Pull out every line of the material below that contains the string "точками", treating uppercase and lowercase letters as different.
>> BEGIN Raw records
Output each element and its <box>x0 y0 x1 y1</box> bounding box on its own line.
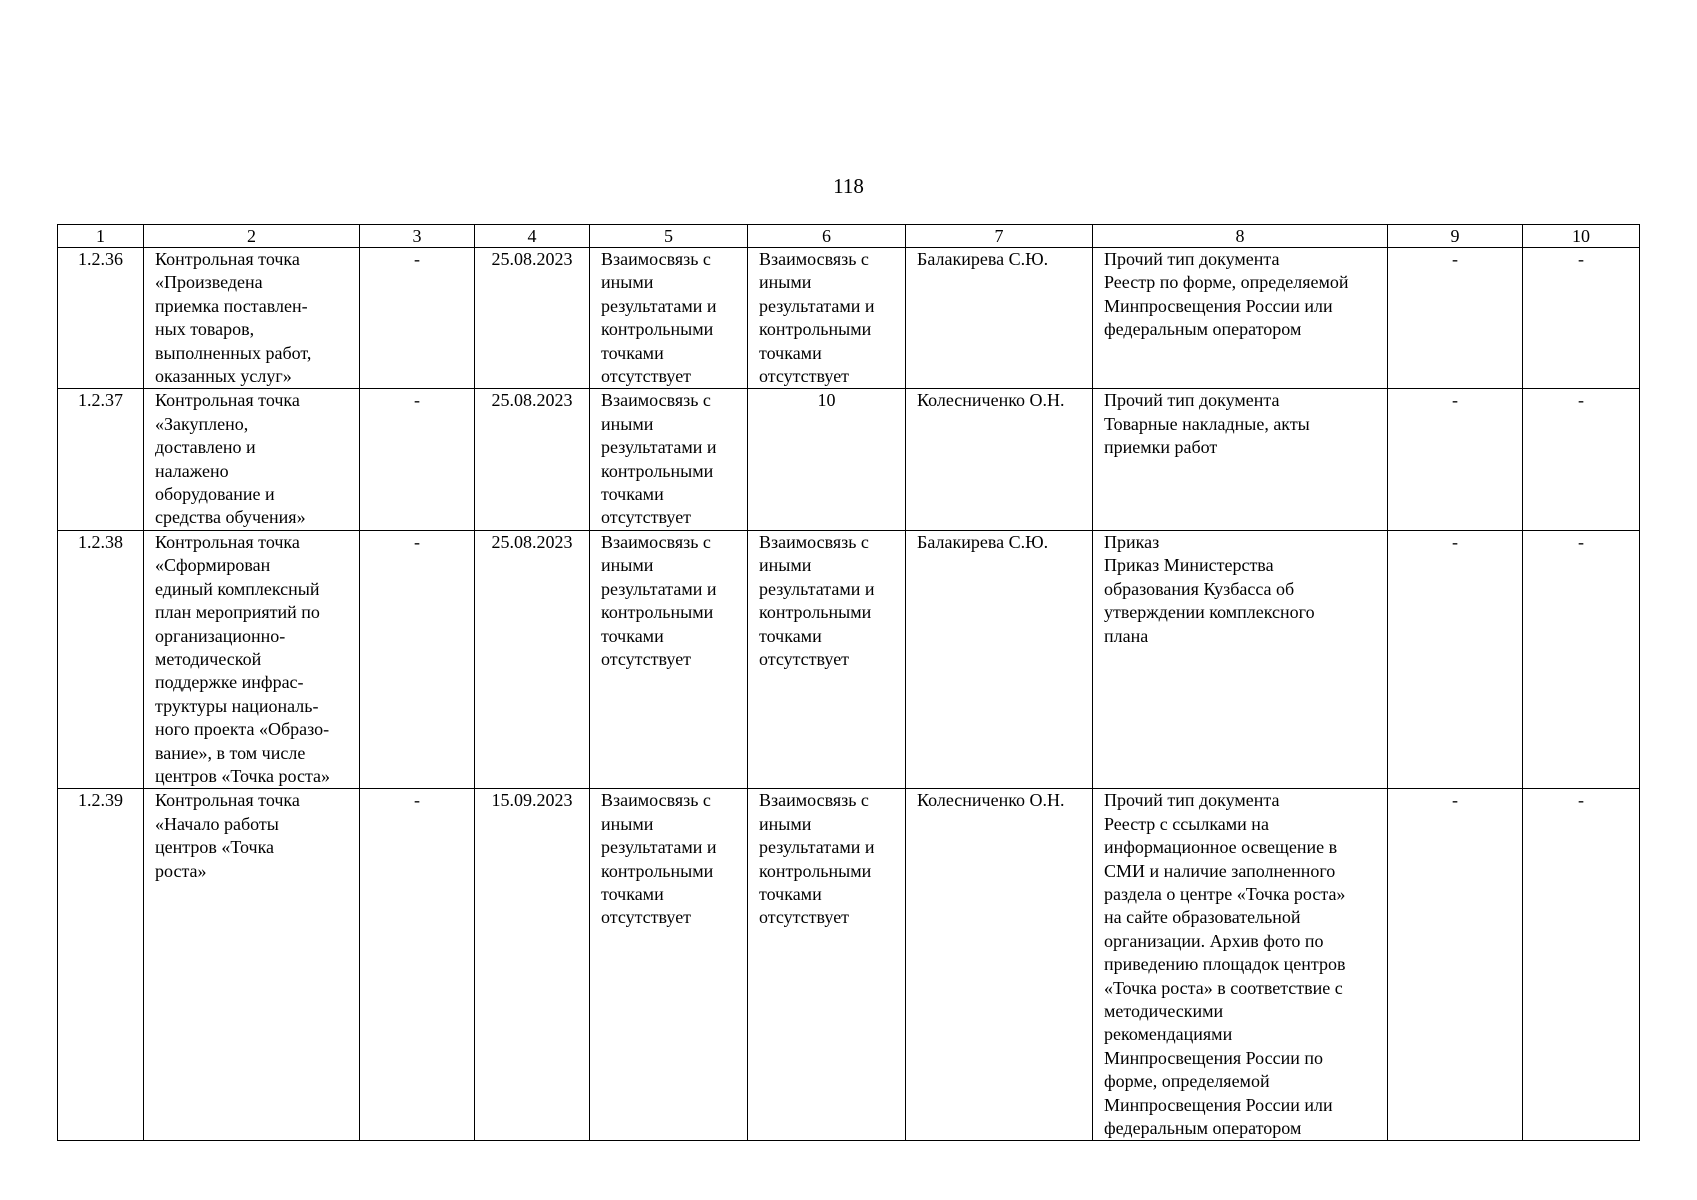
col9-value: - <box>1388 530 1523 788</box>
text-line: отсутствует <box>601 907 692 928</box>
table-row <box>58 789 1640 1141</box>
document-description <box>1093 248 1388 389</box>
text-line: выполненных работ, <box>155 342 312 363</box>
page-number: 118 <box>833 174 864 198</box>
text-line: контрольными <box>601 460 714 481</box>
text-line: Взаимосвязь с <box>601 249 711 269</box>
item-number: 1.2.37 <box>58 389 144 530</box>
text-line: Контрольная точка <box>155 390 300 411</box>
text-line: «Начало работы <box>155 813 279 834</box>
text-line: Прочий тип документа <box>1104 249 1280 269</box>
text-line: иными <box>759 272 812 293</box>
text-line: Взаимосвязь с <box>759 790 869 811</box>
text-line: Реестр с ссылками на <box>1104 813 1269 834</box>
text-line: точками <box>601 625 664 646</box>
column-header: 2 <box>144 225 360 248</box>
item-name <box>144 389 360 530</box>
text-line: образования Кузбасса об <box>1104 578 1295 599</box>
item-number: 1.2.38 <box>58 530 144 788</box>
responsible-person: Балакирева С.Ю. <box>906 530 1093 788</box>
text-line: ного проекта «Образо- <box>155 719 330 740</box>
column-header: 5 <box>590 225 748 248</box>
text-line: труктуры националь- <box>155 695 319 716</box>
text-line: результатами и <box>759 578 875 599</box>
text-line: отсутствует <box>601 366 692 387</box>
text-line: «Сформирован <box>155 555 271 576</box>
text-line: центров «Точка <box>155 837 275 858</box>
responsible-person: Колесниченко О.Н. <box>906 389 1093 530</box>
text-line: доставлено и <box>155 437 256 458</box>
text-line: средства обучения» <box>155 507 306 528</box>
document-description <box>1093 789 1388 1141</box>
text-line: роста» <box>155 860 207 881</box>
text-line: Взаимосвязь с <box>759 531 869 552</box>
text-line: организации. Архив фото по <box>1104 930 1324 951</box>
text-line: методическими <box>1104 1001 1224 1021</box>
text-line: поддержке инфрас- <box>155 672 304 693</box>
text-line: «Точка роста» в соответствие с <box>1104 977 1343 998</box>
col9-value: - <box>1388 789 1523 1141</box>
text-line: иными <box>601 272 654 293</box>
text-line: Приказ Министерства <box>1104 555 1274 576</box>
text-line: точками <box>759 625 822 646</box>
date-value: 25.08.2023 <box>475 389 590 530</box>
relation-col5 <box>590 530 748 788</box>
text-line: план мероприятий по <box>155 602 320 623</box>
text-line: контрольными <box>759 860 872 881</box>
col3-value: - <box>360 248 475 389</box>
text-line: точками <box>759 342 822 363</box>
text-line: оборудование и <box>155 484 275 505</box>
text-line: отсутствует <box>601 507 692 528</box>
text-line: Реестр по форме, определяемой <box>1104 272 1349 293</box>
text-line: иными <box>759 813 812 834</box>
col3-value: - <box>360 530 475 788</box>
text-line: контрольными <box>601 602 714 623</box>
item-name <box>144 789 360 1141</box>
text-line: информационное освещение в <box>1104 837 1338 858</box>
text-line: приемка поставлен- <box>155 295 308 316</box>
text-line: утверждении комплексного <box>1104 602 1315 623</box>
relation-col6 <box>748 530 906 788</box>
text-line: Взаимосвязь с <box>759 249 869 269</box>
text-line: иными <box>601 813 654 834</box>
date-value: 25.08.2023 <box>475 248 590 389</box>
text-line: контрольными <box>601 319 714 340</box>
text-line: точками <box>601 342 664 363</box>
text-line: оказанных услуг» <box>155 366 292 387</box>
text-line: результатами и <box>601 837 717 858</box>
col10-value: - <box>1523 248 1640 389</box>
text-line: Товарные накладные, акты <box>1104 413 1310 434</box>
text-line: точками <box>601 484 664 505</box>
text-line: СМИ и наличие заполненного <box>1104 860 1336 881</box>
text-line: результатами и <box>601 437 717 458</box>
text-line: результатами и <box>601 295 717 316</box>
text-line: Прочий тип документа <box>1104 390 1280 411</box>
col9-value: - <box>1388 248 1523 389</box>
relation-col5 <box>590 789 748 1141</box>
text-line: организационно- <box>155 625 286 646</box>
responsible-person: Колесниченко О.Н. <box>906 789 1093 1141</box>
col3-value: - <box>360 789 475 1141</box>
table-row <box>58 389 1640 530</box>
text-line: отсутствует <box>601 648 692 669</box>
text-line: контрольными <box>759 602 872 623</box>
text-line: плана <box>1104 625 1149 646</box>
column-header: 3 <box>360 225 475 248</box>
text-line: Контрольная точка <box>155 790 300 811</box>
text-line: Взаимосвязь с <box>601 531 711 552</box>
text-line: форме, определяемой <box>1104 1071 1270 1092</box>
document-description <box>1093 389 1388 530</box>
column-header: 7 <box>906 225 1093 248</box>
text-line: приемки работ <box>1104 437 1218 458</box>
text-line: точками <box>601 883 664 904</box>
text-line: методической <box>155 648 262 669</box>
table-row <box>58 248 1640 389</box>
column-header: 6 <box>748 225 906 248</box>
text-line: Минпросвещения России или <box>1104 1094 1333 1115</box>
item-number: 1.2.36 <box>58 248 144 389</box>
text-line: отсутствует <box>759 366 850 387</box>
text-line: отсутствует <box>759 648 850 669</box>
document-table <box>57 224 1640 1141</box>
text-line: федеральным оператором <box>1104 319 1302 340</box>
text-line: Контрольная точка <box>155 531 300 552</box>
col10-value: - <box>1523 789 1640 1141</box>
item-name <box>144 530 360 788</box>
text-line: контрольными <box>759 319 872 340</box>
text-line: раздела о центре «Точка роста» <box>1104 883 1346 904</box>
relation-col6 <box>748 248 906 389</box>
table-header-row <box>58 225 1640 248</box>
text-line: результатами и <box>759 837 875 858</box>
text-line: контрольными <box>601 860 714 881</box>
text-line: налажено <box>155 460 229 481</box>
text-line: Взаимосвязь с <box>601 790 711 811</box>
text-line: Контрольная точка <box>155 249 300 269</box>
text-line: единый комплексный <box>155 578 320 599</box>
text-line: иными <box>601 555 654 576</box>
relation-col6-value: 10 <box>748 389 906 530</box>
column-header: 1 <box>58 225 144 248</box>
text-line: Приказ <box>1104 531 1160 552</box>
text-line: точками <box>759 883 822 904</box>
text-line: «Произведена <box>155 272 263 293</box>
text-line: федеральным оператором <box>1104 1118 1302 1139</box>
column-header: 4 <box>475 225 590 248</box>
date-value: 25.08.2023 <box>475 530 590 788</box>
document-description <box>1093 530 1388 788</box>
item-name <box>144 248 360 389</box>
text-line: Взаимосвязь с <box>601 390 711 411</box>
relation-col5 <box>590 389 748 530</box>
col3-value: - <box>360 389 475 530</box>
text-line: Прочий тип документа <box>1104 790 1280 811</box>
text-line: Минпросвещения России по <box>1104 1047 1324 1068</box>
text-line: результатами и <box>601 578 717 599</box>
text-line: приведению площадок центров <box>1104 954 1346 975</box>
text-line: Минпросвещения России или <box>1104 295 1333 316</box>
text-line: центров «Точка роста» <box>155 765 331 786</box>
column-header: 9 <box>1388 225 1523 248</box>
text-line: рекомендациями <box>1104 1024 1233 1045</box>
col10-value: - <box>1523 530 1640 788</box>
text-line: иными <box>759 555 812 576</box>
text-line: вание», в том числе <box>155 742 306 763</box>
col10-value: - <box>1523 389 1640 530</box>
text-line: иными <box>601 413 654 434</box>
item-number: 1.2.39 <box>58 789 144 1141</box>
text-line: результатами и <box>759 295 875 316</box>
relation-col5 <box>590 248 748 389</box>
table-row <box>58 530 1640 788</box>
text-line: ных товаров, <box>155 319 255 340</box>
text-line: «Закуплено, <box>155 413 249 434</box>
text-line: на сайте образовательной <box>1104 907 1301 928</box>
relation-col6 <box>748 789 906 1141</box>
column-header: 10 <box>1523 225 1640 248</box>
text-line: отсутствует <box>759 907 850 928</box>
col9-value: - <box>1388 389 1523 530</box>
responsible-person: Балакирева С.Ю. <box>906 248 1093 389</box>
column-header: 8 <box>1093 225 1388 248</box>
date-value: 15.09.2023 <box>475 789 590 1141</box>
>> END Raw records
>> BEGIN Raw records
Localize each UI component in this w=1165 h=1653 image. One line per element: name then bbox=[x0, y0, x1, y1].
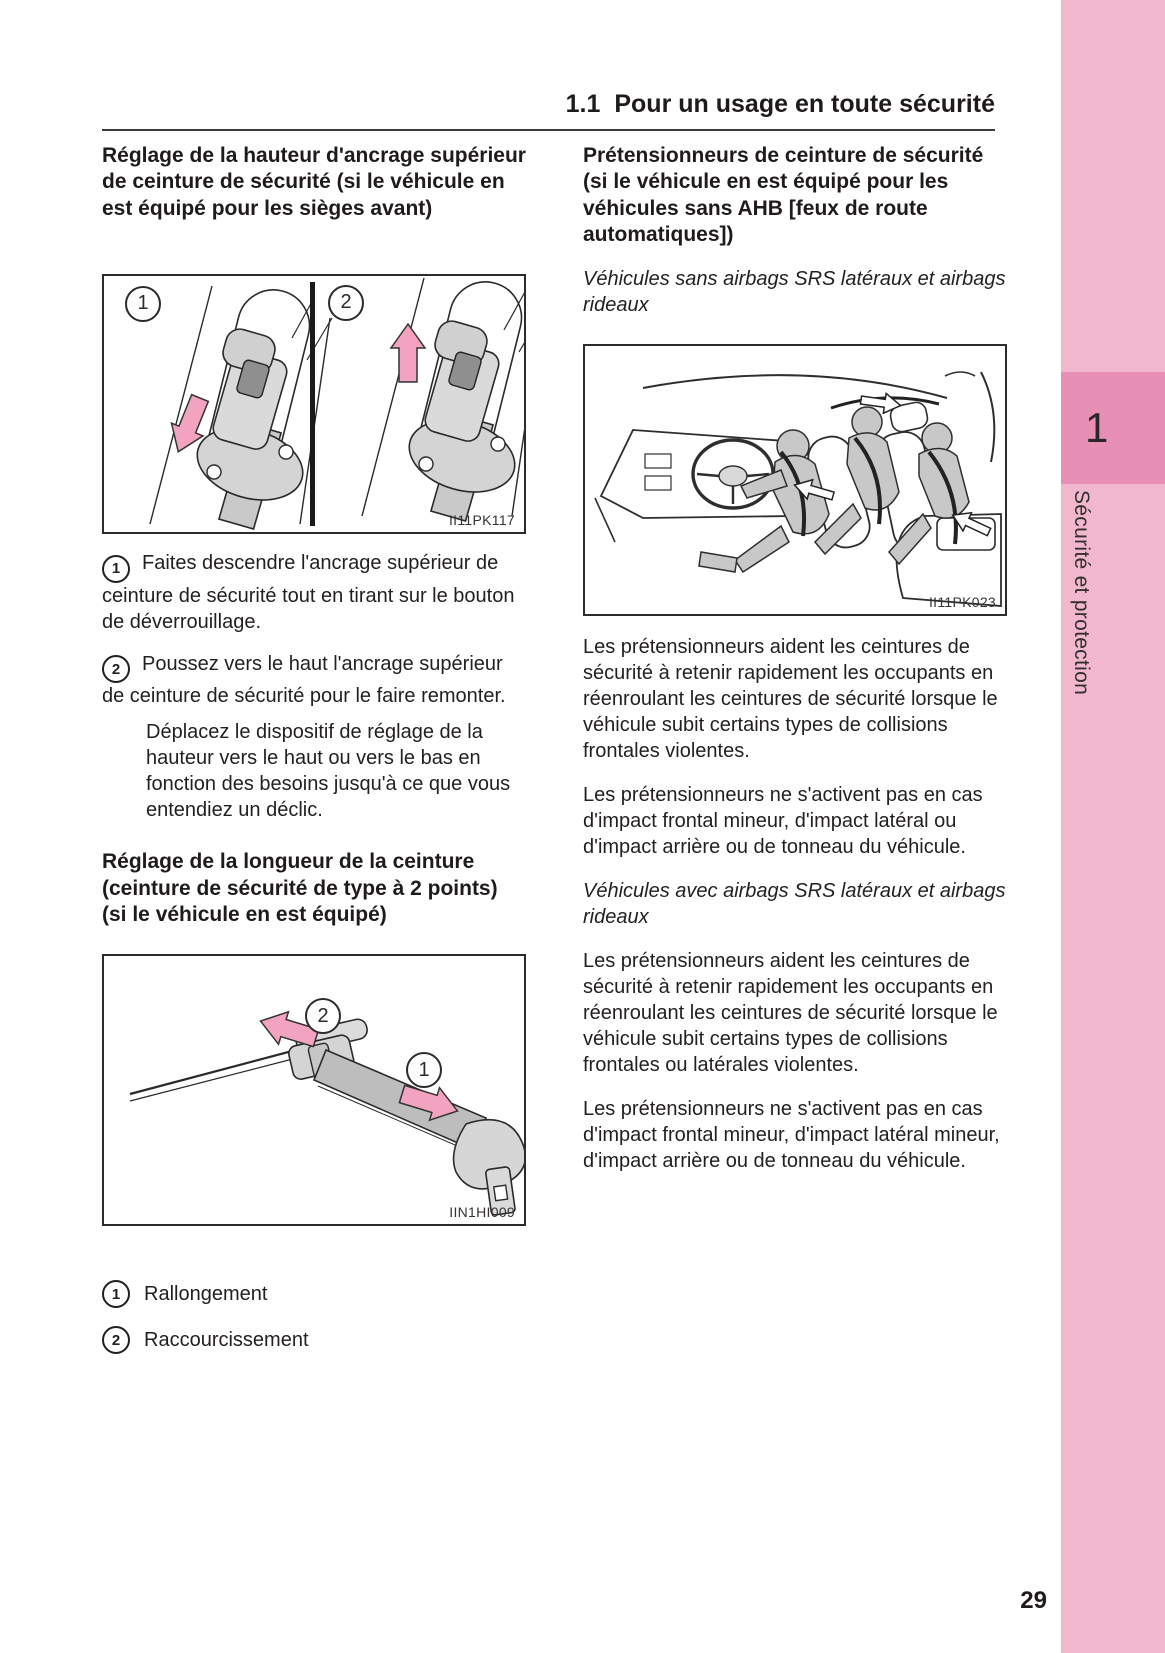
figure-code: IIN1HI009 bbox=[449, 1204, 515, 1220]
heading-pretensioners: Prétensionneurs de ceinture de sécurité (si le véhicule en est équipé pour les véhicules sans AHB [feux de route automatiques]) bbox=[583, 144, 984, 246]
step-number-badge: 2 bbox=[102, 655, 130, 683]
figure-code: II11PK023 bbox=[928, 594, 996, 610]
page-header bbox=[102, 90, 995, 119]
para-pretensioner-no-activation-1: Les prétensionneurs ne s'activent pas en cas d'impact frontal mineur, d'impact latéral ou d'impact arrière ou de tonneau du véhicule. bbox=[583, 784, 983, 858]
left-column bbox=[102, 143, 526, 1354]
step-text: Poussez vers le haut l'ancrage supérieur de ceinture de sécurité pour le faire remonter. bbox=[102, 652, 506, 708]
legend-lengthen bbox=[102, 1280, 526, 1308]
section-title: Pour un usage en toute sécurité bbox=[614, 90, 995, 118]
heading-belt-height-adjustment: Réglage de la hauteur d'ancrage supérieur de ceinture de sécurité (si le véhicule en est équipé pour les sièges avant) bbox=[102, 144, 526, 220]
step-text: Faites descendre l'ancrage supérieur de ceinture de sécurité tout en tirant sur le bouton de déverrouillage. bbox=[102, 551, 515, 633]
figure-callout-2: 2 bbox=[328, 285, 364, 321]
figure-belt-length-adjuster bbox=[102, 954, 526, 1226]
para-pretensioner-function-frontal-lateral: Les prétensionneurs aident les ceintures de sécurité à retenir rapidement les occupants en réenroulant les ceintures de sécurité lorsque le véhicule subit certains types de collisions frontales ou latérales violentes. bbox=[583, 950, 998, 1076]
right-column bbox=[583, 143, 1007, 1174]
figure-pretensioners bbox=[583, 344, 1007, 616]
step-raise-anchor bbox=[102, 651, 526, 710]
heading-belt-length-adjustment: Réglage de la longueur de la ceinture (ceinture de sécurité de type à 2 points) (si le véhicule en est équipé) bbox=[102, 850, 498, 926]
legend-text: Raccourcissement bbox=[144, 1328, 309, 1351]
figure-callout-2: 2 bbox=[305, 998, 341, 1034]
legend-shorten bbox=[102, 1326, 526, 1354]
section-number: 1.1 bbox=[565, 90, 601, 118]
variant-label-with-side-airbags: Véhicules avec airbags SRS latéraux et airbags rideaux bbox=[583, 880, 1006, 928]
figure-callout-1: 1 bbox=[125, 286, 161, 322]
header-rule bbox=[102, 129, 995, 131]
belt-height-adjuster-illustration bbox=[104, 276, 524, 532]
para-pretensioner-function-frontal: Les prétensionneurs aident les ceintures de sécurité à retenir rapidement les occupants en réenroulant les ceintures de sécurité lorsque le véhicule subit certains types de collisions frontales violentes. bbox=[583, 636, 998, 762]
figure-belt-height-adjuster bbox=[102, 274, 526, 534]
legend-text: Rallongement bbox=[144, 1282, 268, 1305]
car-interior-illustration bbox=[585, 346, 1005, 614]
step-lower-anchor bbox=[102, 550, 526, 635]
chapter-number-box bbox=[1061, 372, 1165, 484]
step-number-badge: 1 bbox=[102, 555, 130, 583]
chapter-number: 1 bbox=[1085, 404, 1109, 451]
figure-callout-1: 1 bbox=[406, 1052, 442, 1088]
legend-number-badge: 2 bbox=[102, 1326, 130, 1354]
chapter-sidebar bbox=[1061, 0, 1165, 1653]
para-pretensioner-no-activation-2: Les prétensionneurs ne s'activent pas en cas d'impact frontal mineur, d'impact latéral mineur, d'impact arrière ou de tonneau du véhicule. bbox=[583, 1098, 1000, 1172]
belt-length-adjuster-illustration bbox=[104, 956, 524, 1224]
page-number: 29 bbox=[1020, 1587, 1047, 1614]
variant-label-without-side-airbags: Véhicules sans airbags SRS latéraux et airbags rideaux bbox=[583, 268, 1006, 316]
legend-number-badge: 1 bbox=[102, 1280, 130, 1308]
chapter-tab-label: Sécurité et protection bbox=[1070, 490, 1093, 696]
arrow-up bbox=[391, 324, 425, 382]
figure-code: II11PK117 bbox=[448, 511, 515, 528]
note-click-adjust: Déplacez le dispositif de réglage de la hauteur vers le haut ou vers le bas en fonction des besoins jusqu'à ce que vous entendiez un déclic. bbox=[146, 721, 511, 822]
>> END Raw records
■ Written response:
text-line: точками <box>601 625 664 646</box>
text-line: точками <box>759 625 822 646</box>
text-line: точками <box>759 342 822 363</box>
text-line: точками <box>601 342 664 363</box>
text-line: точками <box>601 484 664 505</box>
text-line: точками <box>601 883 664 904</box>
text-line: точками <box>759 883 822 904</box>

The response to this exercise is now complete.